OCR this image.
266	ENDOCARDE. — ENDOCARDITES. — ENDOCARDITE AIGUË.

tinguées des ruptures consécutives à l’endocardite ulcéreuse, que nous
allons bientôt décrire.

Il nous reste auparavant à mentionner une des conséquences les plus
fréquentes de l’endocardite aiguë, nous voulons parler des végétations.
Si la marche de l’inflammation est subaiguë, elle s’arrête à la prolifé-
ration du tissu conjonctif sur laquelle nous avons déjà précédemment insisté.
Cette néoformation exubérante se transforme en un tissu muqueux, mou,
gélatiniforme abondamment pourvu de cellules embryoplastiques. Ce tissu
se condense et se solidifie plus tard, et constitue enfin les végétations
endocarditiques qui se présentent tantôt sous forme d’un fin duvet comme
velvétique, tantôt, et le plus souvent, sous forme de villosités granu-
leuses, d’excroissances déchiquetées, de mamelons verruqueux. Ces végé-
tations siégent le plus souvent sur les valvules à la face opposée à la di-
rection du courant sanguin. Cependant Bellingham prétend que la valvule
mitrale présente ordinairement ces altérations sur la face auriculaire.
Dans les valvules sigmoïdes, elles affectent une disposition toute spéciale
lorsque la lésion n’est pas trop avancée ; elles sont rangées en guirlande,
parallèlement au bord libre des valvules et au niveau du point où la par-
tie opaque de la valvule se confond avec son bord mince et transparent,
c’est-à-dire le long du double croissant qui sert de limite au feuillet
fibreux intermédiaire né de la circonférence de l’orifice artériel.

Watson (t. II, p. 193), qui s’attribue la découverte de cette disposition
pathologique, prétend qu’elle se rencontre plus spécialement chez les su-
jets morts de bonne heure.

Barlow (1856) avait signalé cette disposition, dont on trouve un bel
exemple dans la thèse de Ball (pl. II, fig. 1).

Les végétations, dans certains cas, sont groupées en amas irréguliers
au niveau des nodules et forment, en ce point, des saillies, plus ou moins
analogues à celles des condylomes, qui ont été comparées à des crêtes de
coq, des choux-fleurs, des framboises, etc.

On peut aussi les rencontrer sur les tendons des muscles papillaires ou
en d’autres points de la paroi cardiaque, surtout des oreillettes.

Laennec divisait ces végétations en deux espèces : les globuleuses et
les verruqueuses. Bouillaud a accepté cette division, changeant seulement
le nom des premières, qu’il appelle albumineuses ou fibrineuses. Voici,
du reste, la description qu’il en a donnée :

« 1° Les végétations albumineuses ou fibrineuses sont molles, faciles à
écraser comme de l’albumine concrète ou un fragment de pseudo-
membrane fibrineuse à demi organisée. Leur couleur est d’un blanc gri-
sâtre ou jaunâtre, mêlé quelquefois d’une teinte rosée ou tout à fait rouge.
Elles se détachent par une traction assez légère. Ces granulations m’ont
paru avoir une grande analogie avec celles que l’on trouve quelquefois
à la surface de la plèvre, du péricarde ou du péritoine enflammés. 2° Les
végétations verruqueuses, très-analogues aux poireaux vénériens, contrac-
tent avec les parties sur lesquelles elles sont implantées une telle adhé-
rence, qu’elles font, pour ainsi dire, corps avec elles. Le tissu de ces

..............................

§ **Given task**
Filter the records above and return every line that holds the word "tissu".

§ **Response to the task**
ration du tissu conjonctif sur laquelle nous avons déjà précédemment insisté.
Cette néoformation exubérante se transforme en un tissu muqueux, mou,
gélatiniforme abondamment pourvu de cellules embryoplastiques. Ce tissu
rence, qu’elles font, pour ainsi dire, corps avec elles. Le tissu de ces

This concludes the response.